Given records:
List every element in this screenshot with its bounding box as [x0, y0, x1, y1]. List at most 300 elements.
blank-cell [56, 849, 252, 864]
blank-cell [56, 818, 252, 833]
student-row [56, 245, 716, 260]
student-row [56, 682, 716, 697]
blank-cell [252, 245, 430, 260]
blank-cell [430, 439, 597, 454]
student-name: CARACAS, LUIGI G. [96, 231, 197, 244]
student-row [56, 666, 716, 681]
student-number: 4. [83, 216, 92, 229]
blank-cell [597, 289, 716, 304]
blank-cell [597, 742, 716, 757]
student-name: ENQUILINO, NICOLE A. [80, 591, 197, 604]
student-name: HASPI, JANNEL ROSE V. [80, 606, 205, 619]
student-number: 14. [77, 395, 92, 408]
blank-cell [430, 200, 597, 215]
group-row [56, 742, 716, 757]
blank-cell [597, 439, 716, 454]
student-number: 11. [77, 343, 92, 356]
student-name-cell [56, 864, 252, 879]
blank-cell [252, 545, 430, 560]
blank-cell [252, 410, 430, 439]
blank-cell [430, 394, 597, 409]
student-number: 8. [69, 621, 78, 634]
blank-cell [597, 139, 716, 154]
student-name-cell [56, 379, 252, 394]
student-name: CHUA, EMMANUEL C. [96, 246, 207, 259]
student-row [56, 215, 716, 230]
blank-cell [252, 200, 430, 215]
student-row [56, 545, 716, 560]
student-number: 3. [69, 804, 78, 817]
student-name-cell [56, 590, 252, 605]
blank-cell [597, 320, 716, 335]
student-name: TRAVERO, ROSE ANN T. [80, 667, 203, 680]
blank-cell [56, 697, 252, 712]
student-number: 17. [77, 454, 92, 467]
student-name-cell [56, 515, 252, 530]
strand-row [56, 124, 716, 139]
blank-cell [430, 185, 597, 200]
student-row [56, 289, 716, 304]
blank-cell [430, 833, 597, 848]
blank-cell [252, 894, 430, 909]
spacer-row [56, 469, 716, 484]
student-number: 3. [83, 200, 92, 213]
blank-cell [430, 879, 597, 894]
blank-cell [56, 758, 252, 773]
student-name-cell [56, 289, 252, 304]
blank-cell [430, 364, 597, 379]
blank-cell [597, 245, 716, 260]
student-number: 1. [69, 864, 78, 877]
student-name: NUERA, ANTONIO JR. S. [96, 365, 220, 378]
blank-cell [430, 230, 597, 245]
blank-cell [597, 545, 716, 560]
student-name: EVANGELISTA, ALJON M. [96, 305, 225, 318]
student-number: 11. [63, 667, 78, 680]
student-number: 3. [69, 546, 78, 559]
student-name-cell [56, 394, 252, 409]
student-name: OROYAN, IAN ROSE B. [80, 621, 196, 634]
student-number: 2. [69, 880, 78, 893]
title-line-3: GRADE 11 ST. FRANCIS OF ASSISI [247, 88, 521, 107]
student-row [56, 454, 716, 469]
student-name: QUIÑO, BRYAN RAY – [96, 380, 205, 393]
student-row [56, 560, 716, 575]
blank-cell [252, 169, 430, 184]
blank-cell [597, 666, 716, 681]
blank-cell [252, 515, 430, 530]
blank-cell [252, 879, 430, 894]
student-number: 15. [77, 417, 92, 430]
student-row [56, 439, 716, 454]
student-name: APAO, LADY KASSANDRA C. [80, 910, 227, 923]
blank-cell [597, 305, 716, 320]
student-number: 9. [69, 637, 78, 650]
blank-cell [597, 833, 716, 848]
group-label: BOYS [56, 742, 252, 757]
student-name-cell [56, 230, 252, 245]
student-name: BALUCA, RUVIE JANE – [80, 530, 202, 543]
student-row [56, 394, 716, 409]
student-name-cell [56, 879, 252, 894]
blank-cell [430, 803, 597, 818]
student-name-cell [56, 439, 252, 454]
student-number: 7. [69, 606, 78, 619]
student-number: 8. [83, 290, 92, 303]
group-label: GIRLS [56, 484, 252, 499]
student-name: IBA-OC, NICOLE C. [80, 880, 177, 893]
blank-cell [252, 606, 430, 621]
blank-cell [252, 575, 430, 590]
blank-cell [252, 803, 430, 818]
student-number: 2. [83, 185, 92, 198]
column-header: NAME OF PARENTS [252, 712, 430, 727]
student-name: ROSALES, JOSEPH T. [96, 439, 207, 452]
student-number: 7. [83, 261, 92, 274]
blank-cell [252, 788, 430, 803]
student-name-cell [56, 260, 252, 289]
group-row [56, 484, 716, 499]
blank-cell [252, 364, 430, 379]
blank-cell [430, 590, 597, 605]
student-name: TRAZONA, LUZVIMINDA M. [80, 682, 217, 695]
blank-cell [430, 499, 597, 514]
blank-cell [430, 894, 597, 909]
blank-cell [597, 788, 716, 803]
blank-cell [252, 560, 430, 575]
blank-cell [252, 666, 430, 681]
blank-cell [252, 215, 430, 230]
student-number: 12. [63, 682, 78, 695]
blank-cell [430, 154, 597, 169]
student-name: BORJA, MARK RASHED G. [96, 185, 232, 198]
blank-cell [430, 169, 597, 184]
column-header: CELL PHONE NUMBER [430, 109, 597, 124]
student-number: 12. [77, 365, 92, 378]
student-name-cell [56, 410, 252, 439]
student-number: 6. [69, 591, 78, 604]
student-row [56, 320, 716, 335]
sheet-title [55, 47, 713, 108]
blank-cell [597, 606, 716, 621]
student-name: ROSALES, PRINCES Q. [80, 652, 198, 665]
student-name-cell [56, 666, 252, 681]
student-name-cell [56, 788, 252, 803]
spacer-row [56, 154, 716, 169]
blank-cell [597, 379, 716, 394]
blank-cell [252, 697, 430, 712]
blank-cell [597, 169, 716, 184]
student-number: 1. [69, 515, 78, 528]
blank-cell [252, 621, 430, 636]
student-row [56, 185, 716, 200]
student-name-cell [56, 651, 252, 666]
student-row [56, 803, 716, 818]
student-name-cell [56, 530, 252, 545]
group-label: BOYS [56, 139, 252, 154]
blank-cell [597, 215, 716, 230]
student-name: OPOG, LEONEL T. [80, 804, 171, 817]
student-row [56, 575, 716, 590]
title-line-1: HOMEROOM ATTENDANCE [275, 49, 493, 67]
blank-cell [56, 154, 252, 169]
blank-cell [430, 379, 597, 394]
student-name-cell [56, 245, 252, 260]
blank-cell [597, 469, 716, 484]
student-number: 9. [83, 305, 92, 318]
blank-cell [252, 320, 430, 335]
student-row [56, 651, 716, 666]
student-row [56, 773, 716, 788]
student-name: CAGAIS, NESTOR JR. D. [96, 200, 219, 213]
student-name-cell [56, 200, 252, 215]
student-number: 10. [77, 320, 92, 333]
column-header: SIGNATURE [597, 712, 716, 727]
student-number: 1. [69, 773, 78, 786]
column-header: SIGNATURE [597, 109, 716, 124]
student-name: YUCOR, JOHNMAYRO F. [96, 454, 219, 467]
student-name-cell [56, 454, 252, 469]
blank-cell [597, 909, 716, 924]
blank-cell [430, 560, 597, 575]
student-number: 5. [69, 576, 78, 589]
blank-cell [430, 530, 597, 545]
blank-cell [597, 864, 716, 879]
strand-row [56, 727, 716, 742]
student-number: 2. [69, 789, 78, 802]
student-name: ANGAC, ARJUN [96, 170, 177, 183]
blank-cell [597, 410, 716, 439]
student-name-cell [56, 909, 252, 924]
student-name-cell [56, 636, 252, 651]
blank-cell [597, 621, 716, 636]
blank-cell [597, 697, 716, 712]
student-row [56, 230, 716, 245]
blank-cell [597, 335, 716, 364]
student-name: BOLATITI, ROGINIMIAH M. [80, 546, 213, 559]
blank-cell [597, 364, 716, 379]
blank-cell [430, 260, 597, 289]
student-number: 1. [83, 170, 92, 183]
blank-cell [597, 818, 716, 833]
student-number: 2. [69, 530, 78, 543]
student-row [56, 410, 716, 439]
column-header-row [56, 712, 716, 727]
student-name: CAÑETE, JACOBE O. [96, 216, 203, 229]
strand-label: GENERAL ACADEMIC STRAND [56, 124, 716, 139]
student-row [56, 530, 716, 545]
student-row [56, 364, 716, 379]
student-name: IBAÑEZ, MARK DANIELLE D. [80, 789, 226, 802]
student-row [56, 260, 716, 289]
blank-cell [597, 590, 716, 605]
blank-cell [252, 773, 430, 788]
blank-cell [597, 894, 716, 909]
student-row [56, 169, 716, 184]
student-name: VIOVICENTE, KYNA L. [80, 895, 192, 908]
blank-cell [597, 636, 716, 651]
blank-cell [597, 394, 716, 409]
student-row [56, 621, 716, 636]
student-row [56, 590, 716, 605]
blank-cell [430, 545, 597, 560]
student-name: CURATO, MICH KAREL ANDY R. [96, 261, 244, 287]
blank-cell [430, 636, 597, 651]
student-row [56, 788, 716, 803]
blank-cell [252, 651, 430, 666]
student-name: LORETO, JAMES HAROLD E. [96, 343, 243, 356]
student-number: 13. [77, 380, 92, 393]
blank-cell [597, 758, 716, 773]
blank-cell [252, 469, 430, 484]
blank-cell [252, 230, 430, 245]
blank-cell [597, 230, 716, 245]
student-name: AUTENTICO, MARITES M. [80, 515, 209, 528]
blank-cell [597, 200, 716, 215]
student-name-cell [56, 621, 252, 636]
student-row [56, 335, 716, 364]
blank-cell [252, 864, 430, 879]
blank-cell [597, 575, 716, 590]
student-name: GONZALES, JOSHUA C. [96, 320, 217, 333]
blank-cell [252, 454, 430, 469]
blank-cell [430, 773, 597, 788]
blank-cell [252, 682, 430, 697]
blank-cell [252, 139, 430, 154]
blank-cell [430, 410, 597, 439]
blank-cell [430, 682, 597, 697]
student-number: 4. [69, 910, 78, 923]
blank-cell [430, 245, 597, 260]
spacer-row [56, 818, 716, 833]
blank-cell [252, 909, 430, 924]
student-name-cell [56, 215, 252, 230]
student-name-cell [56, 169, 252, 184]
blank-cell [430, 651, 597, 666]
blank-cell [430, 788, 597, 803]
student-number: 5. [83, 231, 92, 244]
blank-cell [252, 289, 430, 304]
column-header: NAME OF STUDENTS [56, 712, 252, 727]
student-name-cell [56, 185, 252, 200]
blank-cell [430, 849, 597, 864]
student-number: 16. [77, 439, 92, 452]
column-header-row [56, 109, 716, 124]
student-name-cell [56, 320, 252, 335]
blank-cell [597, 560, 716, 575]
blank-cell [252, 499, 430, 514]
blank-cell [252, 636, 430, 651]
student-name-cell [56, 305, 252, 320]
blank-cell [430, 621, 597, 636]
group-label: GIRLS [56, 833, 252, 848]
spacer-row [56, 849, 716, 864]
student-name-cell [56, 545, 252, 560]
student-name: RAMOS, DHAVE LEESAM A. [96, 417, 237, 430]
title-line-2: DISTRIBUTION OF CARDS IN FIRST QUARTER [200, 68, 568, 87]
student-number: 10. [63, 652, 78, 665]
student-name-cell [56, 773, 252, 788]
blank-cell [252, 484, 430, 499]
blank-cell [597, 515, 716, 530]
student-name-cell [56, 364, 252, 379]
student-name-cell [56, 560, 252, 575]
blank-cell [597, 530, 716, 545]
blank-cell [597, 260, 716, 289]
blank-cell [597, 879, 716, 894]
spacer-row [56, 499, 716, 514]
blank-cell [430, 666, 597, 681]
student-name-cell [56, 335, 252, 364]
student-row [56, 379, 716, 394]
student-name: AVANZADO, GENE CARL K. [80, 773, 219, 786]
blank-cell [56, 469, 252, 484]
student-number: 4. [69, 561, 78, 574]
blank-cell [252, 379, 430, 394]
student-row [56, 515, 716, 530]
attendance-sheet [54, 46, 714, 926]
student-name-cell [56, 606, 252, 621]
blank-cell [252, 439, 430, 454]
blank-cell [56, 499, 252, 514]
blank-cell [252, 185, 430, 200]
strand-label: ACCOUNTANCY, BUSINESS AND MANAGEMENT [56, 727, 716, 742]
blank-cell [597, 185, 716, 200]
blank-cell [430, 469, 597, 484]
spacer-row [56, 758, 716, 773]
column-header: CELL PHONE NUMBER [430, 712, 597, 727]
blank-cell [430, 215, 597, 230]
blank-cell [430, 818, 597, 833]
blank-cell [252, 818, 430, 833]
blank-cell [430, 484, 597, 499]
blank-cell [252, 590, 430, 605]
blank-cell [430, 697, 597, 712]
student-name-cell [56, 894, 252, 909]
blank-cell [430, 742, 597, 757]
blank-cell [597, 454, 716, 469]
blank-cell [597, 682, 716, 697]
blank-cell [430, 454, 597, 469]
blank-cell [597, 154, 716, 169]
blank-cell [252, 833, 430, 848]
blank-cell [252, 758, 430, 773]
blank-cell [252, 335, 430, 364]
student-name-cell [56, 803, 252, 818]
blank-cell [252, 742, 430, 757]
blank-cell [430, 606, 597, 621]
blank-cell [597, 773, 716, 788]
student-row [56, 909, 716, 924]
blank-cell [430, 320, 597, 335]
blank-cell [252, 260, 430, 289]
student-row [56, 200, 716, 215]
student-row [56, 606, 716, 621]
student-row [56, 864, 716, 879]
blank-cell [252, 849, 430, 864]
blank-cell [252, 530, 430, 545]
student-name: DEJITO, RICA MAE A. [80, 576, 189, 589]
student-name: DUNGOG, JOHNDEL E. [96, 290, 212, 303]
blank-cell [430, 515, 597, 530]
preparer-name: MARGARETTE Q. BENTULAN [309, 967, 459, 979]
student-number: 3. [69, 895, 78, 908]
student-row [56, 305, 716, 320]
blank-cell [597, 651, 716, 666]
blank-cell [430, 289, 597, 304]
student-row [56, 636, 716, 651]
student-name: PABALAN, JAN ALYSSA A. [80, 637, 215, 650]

What the task asks: Using the records above, select and copy every line that has the word "GIRLS".

Solution to the exercise:
group-label: GIRLS [56, 484, 252, 499]
group-label: GIRLS [56, 833, 252, 848]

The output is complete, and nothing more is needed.